= Instructions to follow =
Reproduce the listing below in full and without alteration, apart from its pictures.

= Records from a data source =
----
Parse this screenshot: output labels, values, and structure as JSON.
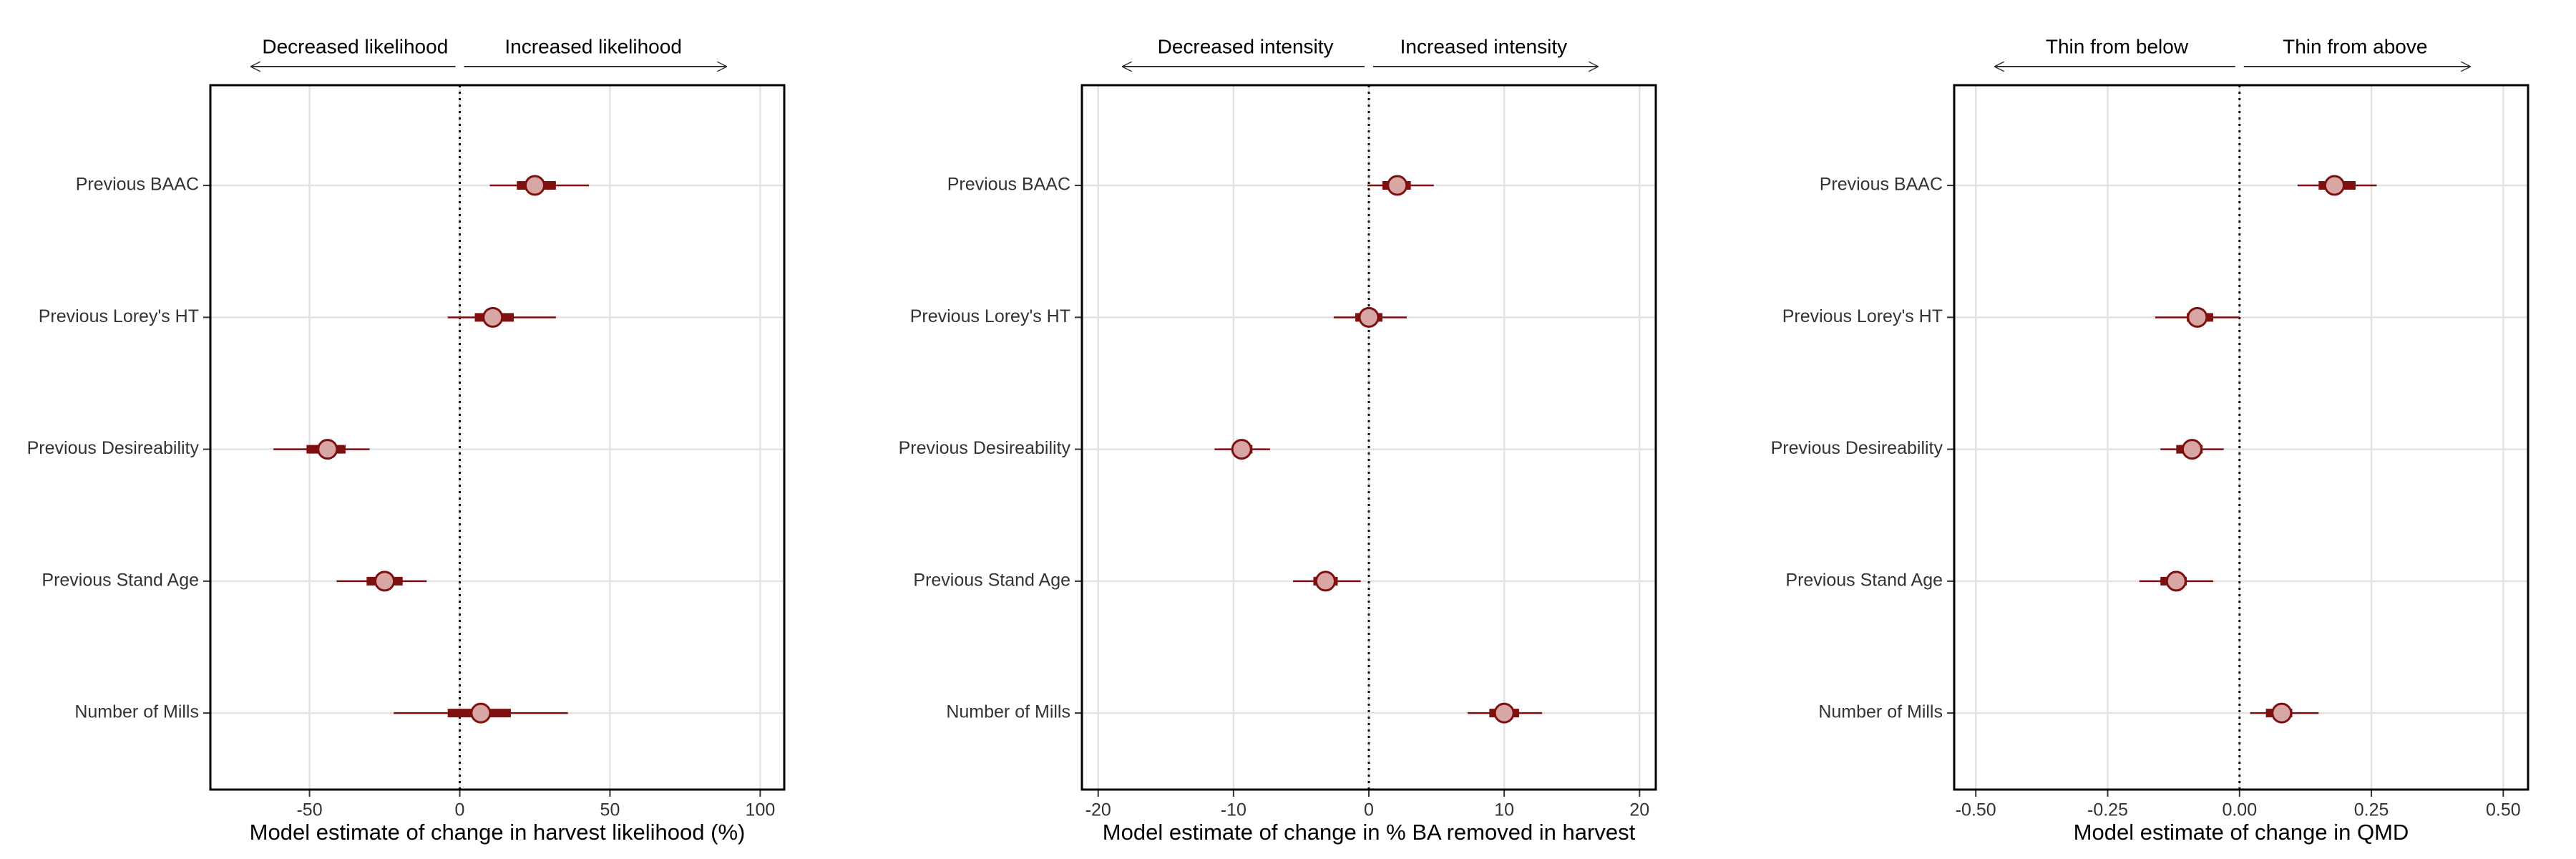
{
  "chart_data": [
    {
      "type": "forest",
      "xlabel": "Model estimate of change in harvest likelihood (%)",
      "left_label": "Decreased likelihood",
      "right_label": "Increased likelihood",
      "categories": [
        "Previous BAAC",
        "Previous Lorey's HT",
        "Previous Desireability",
        "Previous Stand Age",
        "Number of Mills"
      ],
      "values": [
        25,
        11,
        -44,
        -25,
        7
      ],
      "lower_inner": [
        19,
        5,
        -51,
        -31,
        -4
      ],
      "upper_inner": [
        32,
        18,
        -38,
        -19,
        17
      ],
      "lower_outer": [
        10,
        -4,
        -62,
        -41,
        -22
      ],
      "upper_outer": [
        43,
        32,
        -30,
        -11,
        36
      ],
      "xlim": [
        -83,
        108
      ],
      "xticks": [
        -50,
        0,
        50,
        100
      ],
      "reference_line": 0,
      "color": "#7f1010",
      "point_fill": "#d9a6a6",
      "grid": true
    },
    {
      "type": "forest",
      "xlabel": "Model estimate of change in % BA removed in harvest",
      "left_label": "Decreased intensity",
      "right_label": "Increased intensity",
      "categories": [
        "Previous BAAC",
        "Previous Lorey's HT",
        "Previous Desireability",
        "Previous Stand Age",
        "Number of Mills"
      ],
      "values": [
        2.1,
        0,
        -9.4,
        -3.2,
        10
      ],
      "lower_inner": [
        1,
        -1,
        -10.1,
        -4.1,
        8.9
      ],
      "upper_inner": [
        3.1,
        1,
        -8.6,
        -2.3,
        11.1
      ],
      "lower_outer": [
        -0.1,
        -2.6,
        -11.4,
        -5.6,
        7.3
      ],
      "upper_outer": [
        4.8,
        2.8,
        -7.3,
        -0.6,
        12.8
      ],
      "xlim": [
        -21.2,
        21.2
      ],
      "xticks": [
        -20,
        -10,
        0,
        10,
        20
      ],
      "reference_line": 0,
      "color": "#7f1010",
      "point_fill": "#d9a6a6",
      "grid": true
    },
    {
      "type": "forest",
      "xlabel": "Model estimate of change in QMD",
      "left_label": "Thin from below",
      "right_label": "Thin from above",
      "categories": [
        "Previous BAAC",
        "Previous Lorey's HT",
        "Previous Desireability",
        "Previous Stand Age",
        "Number of Mills"
      ],
      "values": [
        0.18,
        -0.08,
        -0.09,
        -0.12,
        0.08
      ],
      "lower_inner": [
        0.15,
        -0.1,
        -0.12,
        -0.15,
        0.05
      ],
      "upper_inner": [
        0.22,
        -0.05,
        -0.07,
        -0.1,
        0.1
      ],
      "lower_outer": [
        0.11,
        -0.16,
        -0.15,
        -0.19,
        0.02
      ],
      "upper_outer": [
        0.26,
        0,
        -0.03,
        -0.05,
        0.15
      ],
      "xlim": [
        -0.541,
        0.547
      ],
      "xticks": [
        {
          "value": -0.5,
          "label": "-0.50"
        },
        -0.25,
        {
          "value": 0,
          "label": "0.00"
        },
        0.25,
        {
          "value": 0.5,
          "label": "0.50"
        }
      ],
      "reference_line": 0,
      "color": "#7f1010",
      "point_fill": "#d9a6a6",
      "grid": true
    }
  ]
}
----
= Worked answer =
Parse this screenshot: output labels, values, and structure as JSON.
{
  "chart_data": [
    {
      "type": "forest",
      "xlabel": "Model estimate of change in harvest likelihood (%)",
      "left_label": "Decreased likelihood",
      "right_label": "Increased likelihood",
      "categories": [
        "Previous BAAC",
        "Previous Lorey's HT",
        "Previous Desireability",
        "Previous Stand Age",
        "Number of Mills"
      ],
      "values": [
        25,
        11,
        -44,
        -25,
        7
      ],
      "lower_inner": [
        19,
        5,
        -51,
        -31,
        -4
      ],
      "upper_inner": [
        32,
        18,
        -38,
        -19,
        17
      ],
      "lower_outer": [
        10,
        -4,
        -62,
        -41,
        -22
      ],
      "upper_outer": [
        43,
        32,
        -30,
        -11,
        36
      ],
      "xlim": [
        -83,
        108
      ],
      "xticks": [
        -50,
        0,
        50,
        100
      ],
      "reference_line": 0,
      "color": "#7f1010",
      "point_fill": "#d9a6a6",
      "grid": true
    },
    {
      "type": "forest",
      "xlabel": "Model estimate of change in % BA removed in harvest",
      "left_label": "Decreased intensity",
      "right_label": "Increased intensity",
      "categories": [
        "Previous BAAC",
        "Previous Lorey's HT",
        "Previous Desireability",
        "Previous Stand Age",
        "Number of Mills"
      ],
      "values": [
        2.1,
        0,
        -9.4,
        -3.2,
        10
      ],
      "lower_inner": [
        1,
        -1,
        -10.1,
        -4.1,
        8.9
      ],
      "upper_inner": [
        3.1,
        1,
        -8.6,
        -2.3,
        11.1
      ],
      "lower_outer": [
        -0.1,
        -2.6,
        -11.4,
        -5.6,
        7.3
      ],
      "upper_outer": [
        4.8,
        2.8,
        -7.3,
        -0.6,
        12.8
      ],
      "xlim": [
        -21.2,
        21.2
      ],
      "xticks": [
        -20,
        -10,
        0,
        10,
        20
      ],
      "reference_line": 0,
      "color": "#7f1010",
      "point_fill": "#d9a6a6",
      "grid": true
    },
    {
      "type": "forest",
      "xlabel": "Model estimate of change in QMD",
      "left_label": "Thin from below",
      "right_label": "Thin from above",
      "categories": [
        "Previous BAAC",
        "Previous Lorey's HT",
        "Previous Desireability",
        "Previous Stand Age",
        "Number of Mills"
      ],
      "values": [
        0.18,
        -0.08,
        -0.09,
        -0.12,
        0.08
      ],
      "lower_inner": [
        0.15,
        -0.1,
        -0.12,
        -0.15,
        0.05
      ],
      "upper_inner": [
        0.22,
        -0.05,
        -0.07,
        -0.1,
        0.1
      ],
      "lower_outer": [
        0.11,
        -0.16,
        -0.15,
        -0.19,
        0.02
      ],
      "upper_outer": [
        0.26,
        0,
        -0.03,
        -0.05,
        0.15
      ],
      "xlim": [
        -0.541,
        0.547
      ],
      "xticks": [
        {
          "value": -0.5,
          "label": "-0.50"
        },
        -0.25,
        {
          "value": 0,
          "label": "0.00"
        },
        0.25,
        {
          "value": 0.5,
          "label": "0.50"
        }
      ],
      "reference_line": 0,
      "color": "#7f1010",
      "point_fill": "#d9a6a6",
      "grid": true
    }
  ]
}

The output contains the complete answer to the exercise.